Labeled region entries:
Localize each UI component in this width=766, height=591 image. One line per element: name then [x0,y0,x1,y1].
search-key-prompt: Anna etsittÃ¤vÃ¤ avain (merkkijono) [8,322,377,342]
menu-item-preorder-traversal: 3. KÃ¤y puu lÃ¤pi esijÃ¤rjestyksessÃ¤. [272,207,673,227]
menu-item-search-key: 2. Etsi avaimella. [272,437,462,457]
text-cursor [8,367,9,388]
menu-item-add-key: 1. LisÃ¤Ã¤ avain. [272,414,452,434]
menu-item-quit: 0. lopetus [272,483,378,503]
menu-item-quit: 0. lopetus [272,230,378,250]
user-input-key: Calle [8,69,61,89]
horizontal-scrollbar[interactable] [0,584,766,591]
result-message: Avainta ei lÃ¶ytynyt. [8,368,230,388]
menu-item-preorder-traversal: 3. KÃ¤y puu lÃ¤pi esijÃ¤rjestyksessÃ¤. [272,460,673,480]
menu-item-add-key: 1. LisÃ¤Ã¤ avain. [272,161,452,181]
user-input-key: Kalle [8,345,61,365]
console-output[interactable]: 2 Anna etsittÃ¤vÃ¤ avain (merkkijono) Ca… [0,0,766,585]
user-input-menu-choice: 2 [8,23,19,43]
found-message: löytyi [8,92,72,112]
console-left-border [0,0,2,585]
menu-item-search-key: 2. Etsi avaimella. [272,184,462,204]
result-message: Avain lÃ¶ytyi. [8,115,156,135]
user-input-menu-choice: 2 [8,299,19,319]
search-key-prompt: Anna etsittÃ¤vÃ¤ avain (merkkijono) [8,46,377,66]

> **Exercise objective**: Please render every line of the records above as a Markdown table with the columns "Row" and "Line", numbering the rows in order and leaving out blank lines.

> **Final result**:
| Row | Line |
|---|---|
| 1 | Localize each UI component in this width=766, height=591 image. One line per element: name then [x0,y0,x1,y1]. |
| 2 | search-key-prompt: Anna etsittÃ¤vÃ¤ avain (merkkijono) [8,322,377,342] |
| 3 | menu-item-preorder-traversal: 3. KÃ¤y puu lÃ¤pi esijÃ¤rjestyksessÃ¤. [272,207,673,227] |
| 4 | menu-item-search-key: 2. Etsi avaimella. [272,437,462,457] |
| 5 | text-cursor [8,367,9,388] |
| 6 | menu-item-add-key: 1. LisÃ¤Ã¤ avain. [272,414,452,434] |
| 7 | menu-item-quit: 0. lopetus [272,483,378,503] |
| 8 | menu-item-quit: 0. lopetus [272,230,378,250] |
| 9 | user-input-key: Calle [8,69,61,89] |
| 10 | horizontal-scrollbar[interactable] [0,584,766,591] |
| 11 | result-message: Avainta ei lÃ¶ytynyt. [8,368,230,388] |
| 12 | menu-item-preorder-traversal: 3. KÃ¤y puu lÃ¤pi esijÃ¤rjestyksessÃ¤. [272,460,673,480] |
| 13 | menu-item-add-key: 1. LisÃ¤Ã¤ avain. [272,161,452,181] |
| 14 | user-input-key: Kalle [8,345,61,365] |
| 15 | console-output[interactable]: 2 Anna etsittÃ¤vÃ¤ avain (merkkijono) Ca… [0,0,766,585] |
| 16 | user-input-menu-choice: 2 [8,23,19,43] |
| 17 | found-message: löytyi [8,92,72,112] |
| 18 | console-left-border [0,0,2,585] |
| 19 | menu-item-search-key: 2. Etsi avaimella. [272,184,462,204] |
| 20 | result-message: Avain lÃ¶ytyi. [8,115,156,135] |
| 21 | user-input-menu-choice: 2 [8,299,19,319] |
| 22 | search-key-prompt: Anna etsittÃ¤vÃ¤ avain (merkkijono) [8,46,377,66] |